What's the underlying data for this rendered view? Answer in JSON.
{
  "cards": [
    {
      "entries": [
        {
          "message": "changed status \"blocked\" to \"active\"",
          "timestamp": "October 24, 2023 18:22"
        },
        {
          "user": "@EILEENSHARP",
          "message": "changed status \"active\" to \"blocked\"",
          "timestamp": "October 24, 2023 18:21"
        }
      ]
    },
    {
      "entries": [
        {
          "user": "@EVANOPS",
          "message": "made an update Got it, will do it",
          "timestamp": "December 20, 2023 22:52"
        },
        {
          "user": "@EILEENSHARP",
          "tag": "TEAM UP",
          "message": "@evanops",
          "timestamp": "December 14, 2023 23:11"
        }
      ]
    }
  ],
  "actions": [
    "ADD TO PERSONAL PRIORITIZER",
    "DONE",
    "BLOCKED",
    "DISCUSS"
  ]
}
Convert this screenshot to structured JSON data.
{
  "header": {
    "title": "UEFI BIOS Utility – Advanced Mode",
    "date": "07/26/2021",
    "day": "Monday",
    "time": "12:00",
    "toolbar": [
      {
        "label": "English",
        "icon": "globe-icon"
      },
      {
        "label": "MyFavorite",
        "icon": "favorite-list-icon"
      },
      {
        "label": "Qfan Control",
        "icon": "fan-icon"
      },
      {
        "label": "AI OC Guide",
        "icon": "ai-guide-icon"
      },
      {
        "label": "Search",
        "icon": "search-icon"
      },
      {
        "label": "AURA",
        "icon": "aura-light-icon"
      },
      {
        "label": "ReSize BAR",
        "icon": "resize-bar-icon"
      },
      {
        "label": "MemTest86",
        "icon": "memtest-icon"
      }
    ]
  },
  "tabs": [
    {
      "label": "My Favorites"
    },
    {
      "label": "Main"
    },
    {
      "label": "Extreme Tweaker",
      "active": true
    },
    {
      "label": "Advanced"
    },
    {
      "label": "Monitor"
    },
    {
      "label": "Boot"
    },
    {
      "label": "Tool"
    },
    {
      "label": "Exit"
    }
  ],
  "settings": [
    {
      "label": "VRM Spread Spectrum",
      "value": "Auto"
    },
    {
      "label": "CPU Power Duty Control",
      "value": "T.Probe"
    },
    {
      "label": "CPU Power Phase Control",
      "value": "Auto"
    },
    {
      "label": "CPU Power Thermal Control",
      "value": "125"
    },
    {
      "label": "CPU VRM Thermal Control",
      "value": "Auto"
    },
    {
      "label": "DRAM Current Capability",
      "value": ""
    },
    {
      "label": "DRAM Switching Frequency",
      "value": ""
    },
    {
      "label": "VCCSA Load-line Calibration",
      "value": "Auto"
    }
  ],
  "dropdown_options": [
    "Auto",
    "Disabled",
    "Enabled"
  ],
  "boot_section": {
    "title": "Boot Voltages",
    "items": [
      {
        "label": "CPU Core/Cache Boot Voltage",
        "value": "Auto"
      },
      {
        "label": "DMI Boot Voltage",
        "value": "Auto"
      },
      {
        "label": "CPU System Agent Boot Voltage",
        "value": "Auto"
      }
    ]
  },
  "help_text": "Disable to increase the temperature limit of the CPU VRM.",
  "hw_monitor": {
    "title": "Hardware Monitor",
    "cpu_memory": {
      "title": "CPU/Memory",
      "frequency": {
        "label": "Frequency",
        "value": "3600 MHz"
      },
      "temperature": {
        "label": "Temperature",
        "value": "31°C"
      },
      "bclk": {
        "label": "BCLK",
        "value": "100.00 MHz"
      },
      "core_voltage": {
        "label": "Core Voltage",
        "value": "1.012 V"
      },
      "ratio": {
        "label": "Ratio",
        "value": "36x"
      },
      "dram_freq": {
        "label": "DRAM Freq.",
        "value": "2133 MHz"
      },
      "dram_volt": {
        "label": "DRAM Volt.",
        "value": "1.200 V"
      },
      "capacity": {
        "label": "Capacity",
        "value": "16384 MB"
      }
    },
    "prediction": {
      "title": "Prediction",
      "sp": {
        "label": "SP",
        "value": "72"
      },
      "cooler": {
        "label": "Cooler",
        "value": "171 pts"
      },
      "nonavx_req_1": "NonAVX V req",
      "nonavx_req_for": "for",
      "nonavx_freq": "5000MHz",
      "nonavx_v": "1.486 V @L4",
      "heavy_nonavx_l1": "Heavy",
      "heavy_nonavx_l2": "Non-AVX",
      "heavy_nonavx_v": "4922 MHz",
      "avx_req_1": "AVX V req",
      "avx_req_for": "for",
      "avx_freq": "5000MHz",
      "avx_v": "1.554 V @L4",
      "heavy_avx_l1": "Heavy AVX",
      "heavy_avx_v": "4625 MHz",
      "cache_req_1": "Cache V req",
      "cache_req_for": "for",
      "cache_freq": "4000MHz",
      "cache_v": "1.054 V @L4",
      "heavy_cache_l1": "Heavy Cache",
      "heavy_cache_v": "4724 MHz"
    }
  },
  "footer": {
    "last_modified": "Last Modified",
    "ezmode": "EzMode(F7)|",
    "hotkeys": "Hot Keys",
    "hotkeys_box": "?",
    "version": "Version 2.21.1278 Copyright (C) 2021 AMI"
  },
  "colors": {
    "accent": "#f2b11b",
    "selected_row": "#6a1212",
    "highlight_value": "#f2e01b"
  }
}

» Aim of the task: Take the entries above and copy them out exactly.

» Task response:
What's the underlying data for this rendered view? Answer in JSON.
{
  "cards": [
    {
      "entries": [
        {
          "message": "changed status \"blocked\" to \"active\"",
          "timestamp": "October 24, 2023 18:22"
        },
        {
          "user": "@EILEENSHARP",
          "message": "changed status \"active\" to \"blocked\"",
          "timestamp": "October 24, 2023 18:21"
        }
      ]
    },
    {
      "entries": [
        {
          "user": "@EVANOPS",
          "message": "made an update Got it, will do it",
          "timestamp": "December 20, 2023 22:52"
        },
        {
          "user": "@EILEENSHARP",
          "tag": "TEAM UP",
          "message": "@evanops",
          "timestamp": "December 14, 2023 23:11"
        }
      ]
    }
  ],
  "actions": [
    "ADD TO PERSONAL PRIORITIZER",
    "DONE",
    "BLOCKED",
    "DISCUSS"
  ]
}
Convert this screenshot to structured JSON data.
{
  "header": {
    "title": "UEFI BIOS Utility – Advanced Mode",
    "date": "07/26/2021",
    "day": "Monday",
    "time": "12:00",
    "toolbar": [
      {
        "label": "English",
        "icon": "globe-icon"
      },
      {
        "label": "MyFavorite",
        "icon": "favorite-list-icon"
      },
      {
        "label": "Qfan Control",
        "icon": "fan-icon"
      },
      {
        "label": "AI OC Guide",
        "icon": "ai-guide-icon"
      },
      {
        "label": "Search",
        "icon": "search-icon"
      },
      {
        "label": "AURA",
        "icon": "aura-light-icon"
      },
      {
        "label": "ReSize BAR",
        "icon": "resize-bar-icon"
      },
      {
        "label": "MemTest86",
        "icon": "memtest-icon"
      }
    ]
  },
  "tabs": [
    {
      "label": "My Favorites"
    },
    {
      "label": "Main"
    },
    {
      "label": "Extreme Tweaker",
      "active": true
    },
    {
      "label": "Advanced"
    },
    {
      "label": "Monitor"
    },
    {
      "label": "Boot"
    },
    {
      "label": "Tool"
    },
    {
      "label": "Exit"
    }
  ],
  "settings": [
    {
      "label": "VRM Spread Spectrum",
      "value": "Auto"
    },
    {
      "label": "CPU Power Duty Control",
      "value": "T.Probe"
    },
    {
      "label": "CPU Power Phase Control",
      "value": "Auto"
    },
    {
      "label": "CPU Power Thermal Control",
      "value": "125"
    },
    {
      "label": "CPU VRM Thermal Control",
      "value": "Auto"
    },
    {
      "label": "DRAM Current Capability",
      "value": ""
    },
    {
      "label": "DRAM Switching Frequency",
      "value": ""
    },
    {
      "label": "VCCSA Load-line Calibration",
      "value": "Auto"
    }
  ],
  "dropdown_options": [
    "Auto",
    "Disabled",
    "Enabled"
  ],
  "boot_section": {
    "title": "Boot Voltages",
    "items": [
      {
        "label": "CPU Core/Cache Boot Voltage",
        "value": "Auto"
      },
      {
        "label": "DMI Boot Voltage",
        "value": "Auto"
      },
      {
        "label": "CPU System Agent Boot Voltage",
        "value": "Auto"
      }
    ]
  },
  "help_text": "Disable to increase the temperature limit of the CPU VRM.",
  "hw_monitor": {
    "title": "Hardware Monitor",
    "cpu_memory": {
      "title": "CPU/Memory",
      "frequency": {
        "label": "Frequency",
        "value": "3600 MHz"
      },
      "temperature": {
        "label": "Temperature",
        "value": "31°C"
      },
      "bclk": {
        "label": "BCLK",
        "value": "100.00 MHz"
      },
      "core_voltage": {
        "label": "Core Voltage",
        "value": "1.012 V"
      },
      "ratio": {
        "label": "Ratio",
        "value": "36x"
      },
      "dram_freq": {
        "label": "DRAM Freq.",
        "value": "2133 MHz"
      },
      "dram_volt": {
        "label": "DRAM Volt.",
        "value": "1.200 V"
      },
      "capacity": {
        "label": "Capacity",
        "value": "16384 MB"
      }
    },
    "prediction": {
      "title": "Prediction",
      "sp": {
        "label": "SP",
        "value": "72"
      },
      "cooler": {
        "label": "Cooler",
        "value": "171 pts"
      },
      "nonavx_req_1": "NonAVX V req",
      "nonavx_req_for": "for",
      "nonavx_freq": "5000MHz",
      "nonavx_v": "1.486 V @L4",
      "heavy_nonavx_l1": "Heavy",
      "heavy_nonavx_l2": "Non-AVX",
      "heavy_nonavx_v": "4922 MHz",
      "avx_req_1": "AVX V req",
      "avx_req_for": "for",
      "avx_freq": "5000MHz",
      "avx_v": "1.554 V @L4",
      "heavy_avx_l1": "Heavy AVX",
      "heavy_avx_v": "4625 MHz",
      "cache_req_1": "Cache V req",
      "cache_req_for": "for",
      "cache_freq": "4000MHz",
      "cache_v": "1.054 V @L4",
      "heavy_cache_l1": "Heavy Cache",
      "heavy_cache_v": "4724 MHz"
    }
  },
  "footer": {
    "last_modified": "Last Modified",
    "ezmode": "EzMode(F7)|",
    "hotkeys": "Hot Keys",
    "hotkeys_box": "?",
    "version": "Version 2.21.1278 Copyright (C) 2021 AMI"
  },
  "colors": {
    "accent": "#f2b11b",
    "selected_row": "#6a1212",
    "highlight_value": "#f2e01b"
  }
}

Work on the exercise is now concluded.